§ WRITTEN PROBLEM: Any picture among the records should be left out, please; retype the rest exactly.

§ MATERIAL PROVIDED:
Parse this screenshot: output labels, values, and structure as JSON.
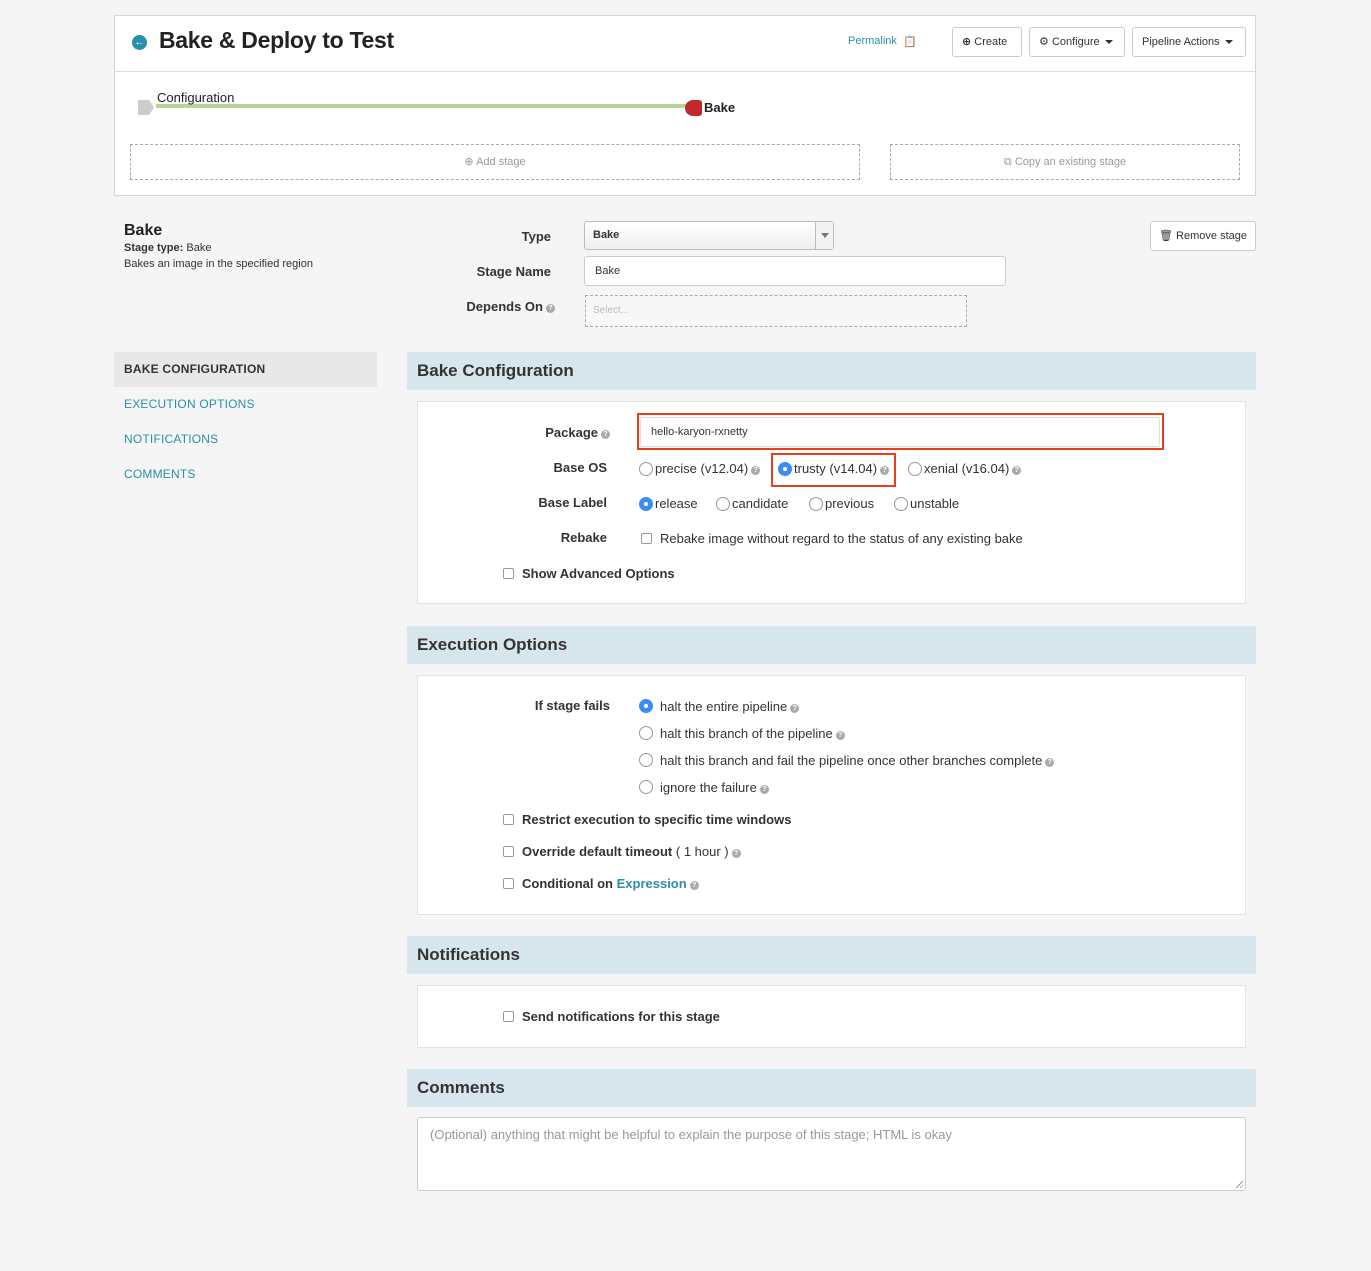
{
  "header": {
    "title": "Bake & Deploy to Test",
    "permalink": "Permalink",
    "create": "Create",
    "configure": "Configure",
    "pipeline_actions": "Pipeline Actions"
  },
  "graph": {
    "start_label": "Configuration",
    "end_label": "Bake",
    "add_stage": "Add stage",
    "copy_stage": "Copy an existing stage"
  },
  "stage": {
    "title": "Bake",
    "type_prefix": "Stage type:",
    "type_value": "Bake",
    "description": "Bakes an image in the specified region",
    "remove_label": "Remove stage"
  },
  "form": {
    "type_label": "Type",
    "type_value": "Bake",
    "name_label": "Stage Name",
    "name_value": "Bake",
    "depends_label": "Depends On",
    "depends_placeholder": "Select..."
  },
  "nav": [
    {
      "label": "BAKE CONFIGURATION"
    },
    {
      "label": "EXECUTION OPTIONS"
    },
    {
      "label": "NOTIFICATIONS"
    },
    {
      "label": "COMMENTS"
    }
  ],
  "bake": {
    "heading": "Bake Configuration",
    "package_label": "Package",
    "package_value": "hello-karyon-rxnetty",
    "base_os_label": "Base OS",
    "os_options": [
      "precise (v12.04)",
      "trusty (v14.04)",
      "xenial (v16.04)"
    ],
    "os_selected": "trusty (v14.04)",
    "base_label_label": "Base Label",
    "label_options": [
      "release",
      "candidate",
      "previous",
      "unstable"
    ],
    "label_selected": "release",
    "rebake_label": "Rebake",
    "rebake_text": "Rebake image without regard to the status of any existing bake",
    "advanced": "Show Advanced Options"
  },
  "execution": {
    "heading": "Execution Options",
    "fail_label": "If stage fails",
    "fail_options": [
      "halt the entire pipeline",
      "halt this branch of the pipeline",
      "halt this branch and fail the pipeline once other branches complete",
      "ignore the failure"
    ],
    "fail_selected": "halt the entire pipeline",
    "restrict": "Restrict execution to specific time windows",
    "override_bold": "Override default timeout",
    "override_rest": "( 1 hour )",
    "conditional_bold": "Conditional on",
    "conditional_link": "Expression"
  },
  "notifications": {
    "heading": "Notifications",
    "send": "Send notifications for this stage"
  },
  "comments": {
    "heading": "Comments",
    "placeholder": "(Optional) anything that might be helpful to explain the purpose of this stage; HTML is okay"
  },
  "colors": {
    "accent": "#2a8fa8",
    "section_header": "#d7e6ec",
    "highlight": "#e8401c",
    "radio_on": "#3b8ef0",
    "graph_line": "#b8d598",
    "bake_node": "#c0282a"
  }
}
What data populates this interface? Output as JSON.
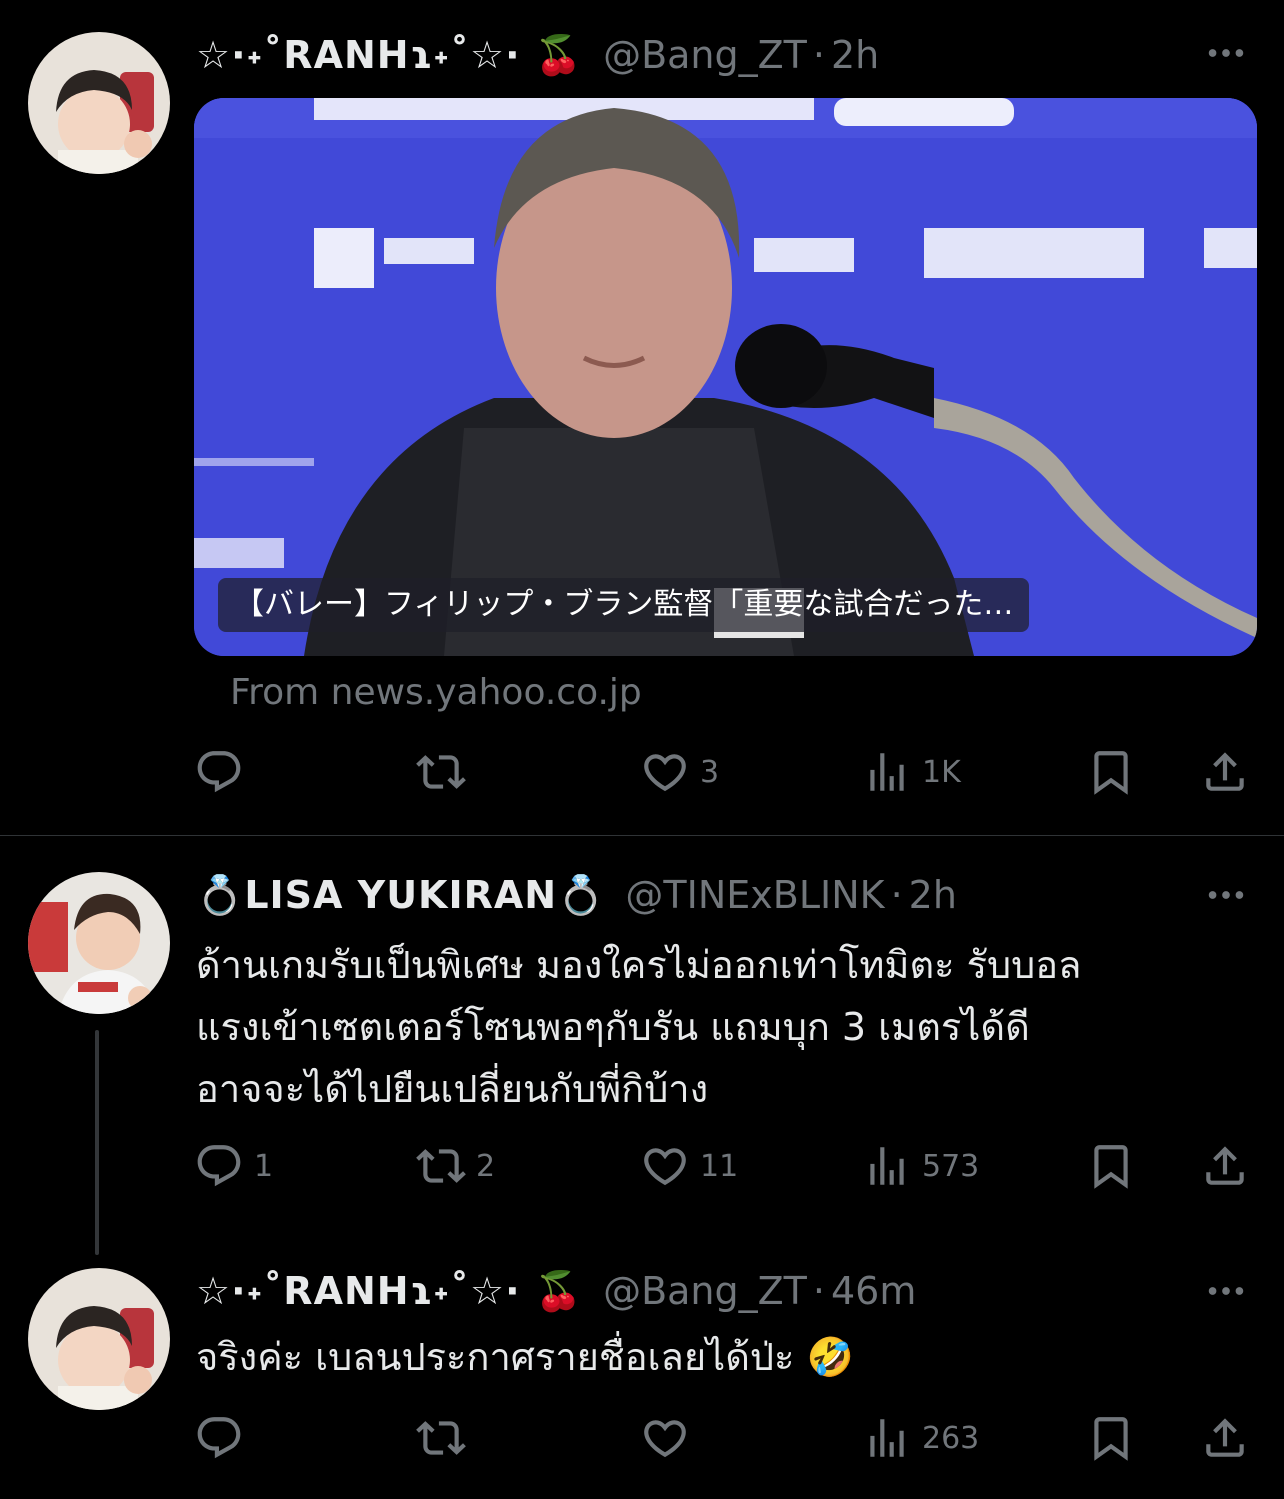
{
  "tweets": [
    {
      "display_name": "☆·˖˚RANHɿ˖˚☆· 🍒",
      "handle": "@Bang_ZT",
      "dot": "·",
      "time": "2h",
      "card": {
        "caption": "【バレー】フィリップ・ブラン監督「重要な試合だった…",
        "source": "From news.yahoo.co.jp"
      },
      "actions": {
        "reply": "",
        "retweet": "",
        "like": "3",
        "views": "1K"
      }
    },
    {
      "display_name": "💍LISA YUKIRAN💍",
      "handle": "@TINExBLINK",
      "dot": "·",
      "time": "2h",
      "text_lines": [
        "ด้านเกมรับเป็นพิเศษ มองใครไม่ออกเท่าโทมิตะ รับบอล",
        "แรงเข้าเซตเตอร์โซนพอๆกับรัน แถมบุก 3 เมตรได้ดี",
        "อาจจะได้ไปยืนเปลี่ยนกับพี่กิบ้าง"
      ],
      "actions": {
        "reply": "1",
        "retweet": "2",
        "like": "11",
        "views": "573"
      }
    },
    {
      "display_name": "☆·˖˚RANHɿ˖˚☆· 🍒",
      "handle": "@Bang_ZT",
      "dot": "·",
      "time": "46m",
      "text_lines": [
        "จริงค่ะ เบลนประกาศรายชื่อเลยได้ป่ะ 🤣"
      ],
      "actions": {
        "reply": "",
        "retweet": "",
        "like": "",
        "views": "263"
      }
    }
  ],
  "icons": {
    "more": "more-horizontal-icon",
    "reply": "reply-icon",
    "retweet": "retweet-icon",
    "like": "heart-icon",
    "views": "views-chart-icon",
    "bookmark": "bookmark-icon",
    "share": "share-icon"
  },
  "colors": {
    "background": "#000000",
    "text": "#e7e9ea",
    "muted": "#71767b",
    "divider": "#2f3336"
  }
}
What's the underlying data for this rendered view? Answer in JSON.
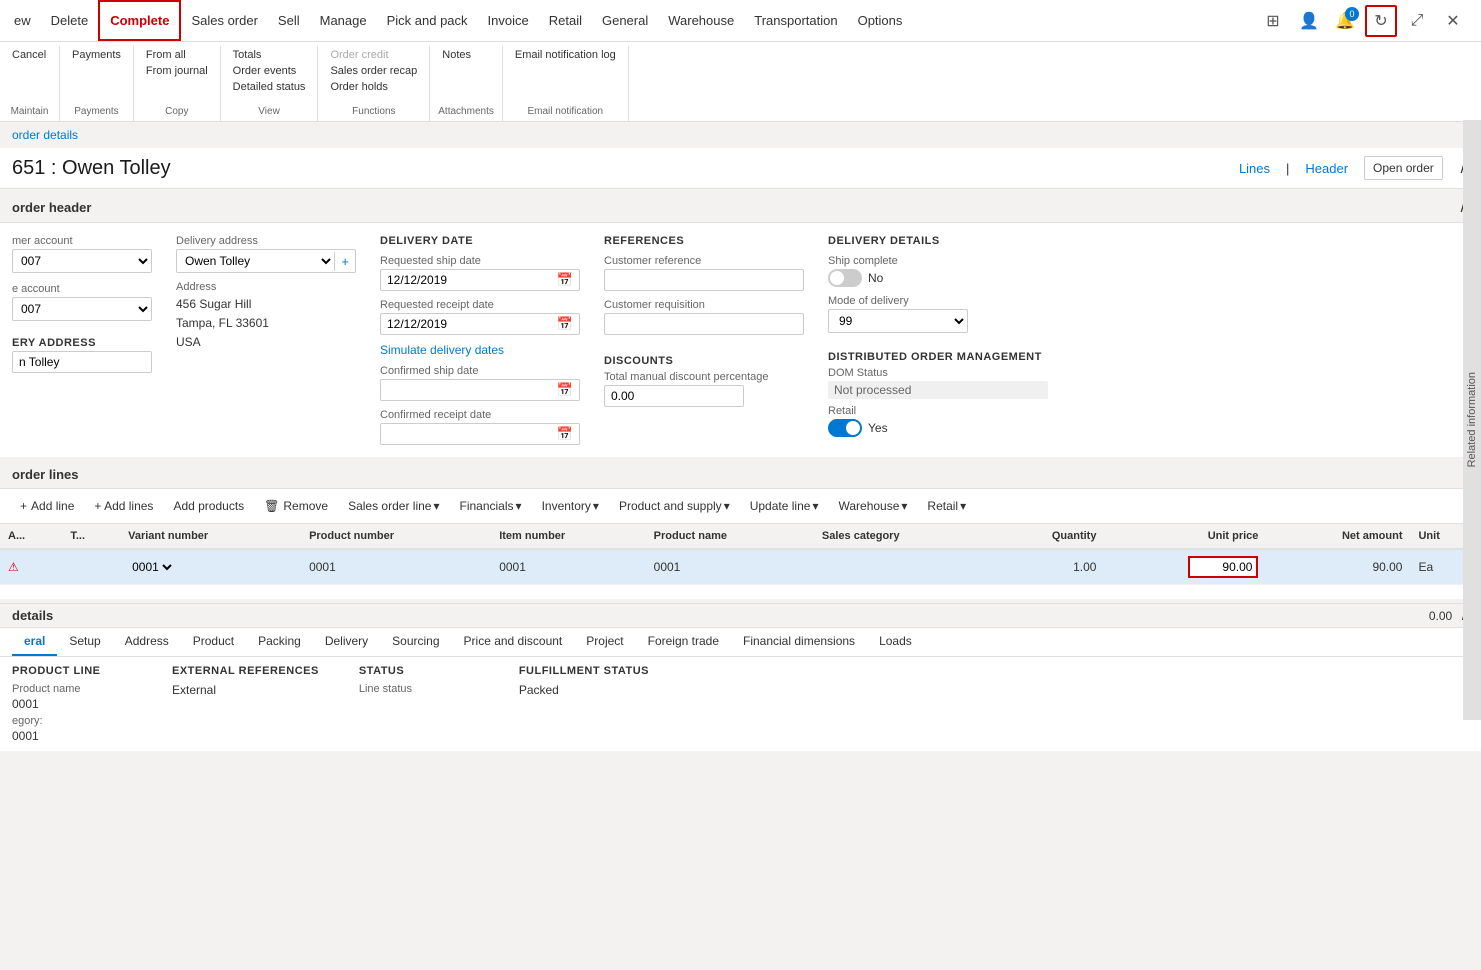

§ SOLUTION TO THIS EXERCISE:
Parse this screenshot: output labels, values, and structure as JSON.
{
  "header": {
    "title": "Bake & Deploy to Test",
    "permalink": "Permalink",
    "create": "Create",
    "configure": "Configure",
    "pipeline_actions": "Pipeline Actions"
  },
  "graph": {
    "start_label": "Configuration",
    "end_label": "Bake",
    "add_stage": "Add stage",
    "copy_stage": "Copy an existing stage"
  },
  "stage": {
    "title": "Bake",
    "type_prefix": "Stage type:",
    "type_value": "Bake",
    "description": "Bakes an image in the specified region",
    "remove_label": "Remove stage"
  },
  "form": {
    "type_label": "Type",
    "type_value": "Bake",
    "name_label": "Stage Name",
    "name_value": "Bake",
    "depends_label": "Depends On",
    "depends_placeholder": "Select..."
  },
  "nav": [
    {
      "label": "BAKE CONFIGURATION"
    },
    {
      "label": "EXECUTION OPTIONS"
    },
    {
      "label": "NOTIFICATIONS"
    },
    {
      "label": "COMMENTS"
    }
  ],
  "bake": {
    "heading": "Bake Configuration",
    "package_label": "Package",
    "package_value": "hello-karyon-rxnetty",
    "base_os_label": "Base OS",
    "os_options": [
      "precise (v12.04)",
      "trusty (v14.04)",
      "xenial (v16.04)"
    ],
    "os_selected": "trusty (v14.04)",
    "base_label_label": "Base Label",
    "label_options": [
      "release",
      "candidate",
      "previous",
      "unstable"
    ],
    "label_selected": "release",
    "rebake_label": "Rebake",
    "rebake_text": "Rebake image without regard to the status of any existing bake",
    "advanced": "Show Advanced Options"
  },
  "execution": {
    "heading": "Execution Options",
    "fail_label": "If stage fails",
    "fail_options": [
      "halt the entire pipeline",
      "halt this branch of the pipeline",
      "halt this branch and fail the pipeline once other branches complete",
      "ignore the failure"
    ],
    "fail_selected": "halt the entire pipeline",
    "restrict": "Restrict execution to specific time windows",
    "override_bold": "Override default timeout",
    "override_rest": "( 1 hour )",
    "conditional_bold": "Conditional on",
    "conditional_link": "Expression"
  },
  "notifications": {
    "heading": "Notifications",
    "send": "Send notifications for this stage"
  },
  "comments": {
    "heading": "Comments",
    "placeholder": "(Optional) anything that might be helpful to explain the purpose of this stage; HTML is okay"
  },
  "colors": {
    "accent": "#2a8fa8",
    "section_header": "#d7e6ec",
    "highlight": "#e8401c",
    "radio_on": "#3b8ef0",
    "graph_line": "#b8d598",
    "bake_node": "#c0282a"
  }
}
What data populates this interface? Output as JSON.
{
  "tweets": [
    {
      "display_name": "☆·˖˚RANHɿ˖˚☆· 🍒",
      "handle": "@Bang_ZT",
      "dot": "·",
      "time": "2h",
      "card": {
        "caption": "【バレー】フィリップ・ブラン監督「重要な試合だった…",
        "source": "From news.yahoo.co.jp"
      },
      "actions": {
        "reply": "",
        "retweet": "",
        "like": "3",
        "views": "1K"
      }
    },
    {
      "display_name": "💍LISA YUKIRAN💍",
      "handle": "@TINExBLINK",
      "dot": "·",
      "time": "2h",
      "text_lines": [
        "ด้านเกมรับเป็นพิเศษ มองใครไม่ออกเท่าโทมิตะ รับบอล",
        "แรงเข้าเซตเตอร์โซนพอๆกับรัน แถมบุก 3 เมตรได้ดี",
        "อาจจะได้ไปยืนเปลี่ยนกับพี่กิบ้าง"
      ],
      "actions": {
        "reply": "1",
        "retweet": "2",
        "like": "11",
        "views": "573"
      }
    },
    {
      "display_name": "☆·˖˚RANHɿ˖˚☆· 🍒",
      "handle": "@Bang_ZT",
      "dot": "·",
      "time": "46m",
      "text_lines": [
        "จริงค่ะ เบลนประกาศรายชื่อเลยได้ป่ะ 🤣"
      ],
      "actions": {
        "reply": "",
        "retweet": "",
        "like": "",
        "views": "263"
      }
    }
  ],
  "icons": {
    "more": "more-horizontal-icon",
    "reply": "reply-icon",
    "retweet": "retweet-icon",
    "like": "heart-icon",
    "views": "views-chart-icon",
    "bookmark": "bookmark-icon",
    "share": "share-icon"
  },
  "colors": {
    "background": "#000000",
    "text": "#e7e9ea",
    "muted": "#71767b",
    "divider": "#2f3336"
  }
}
What's the underlying data for this rendered view? Answer in JSON.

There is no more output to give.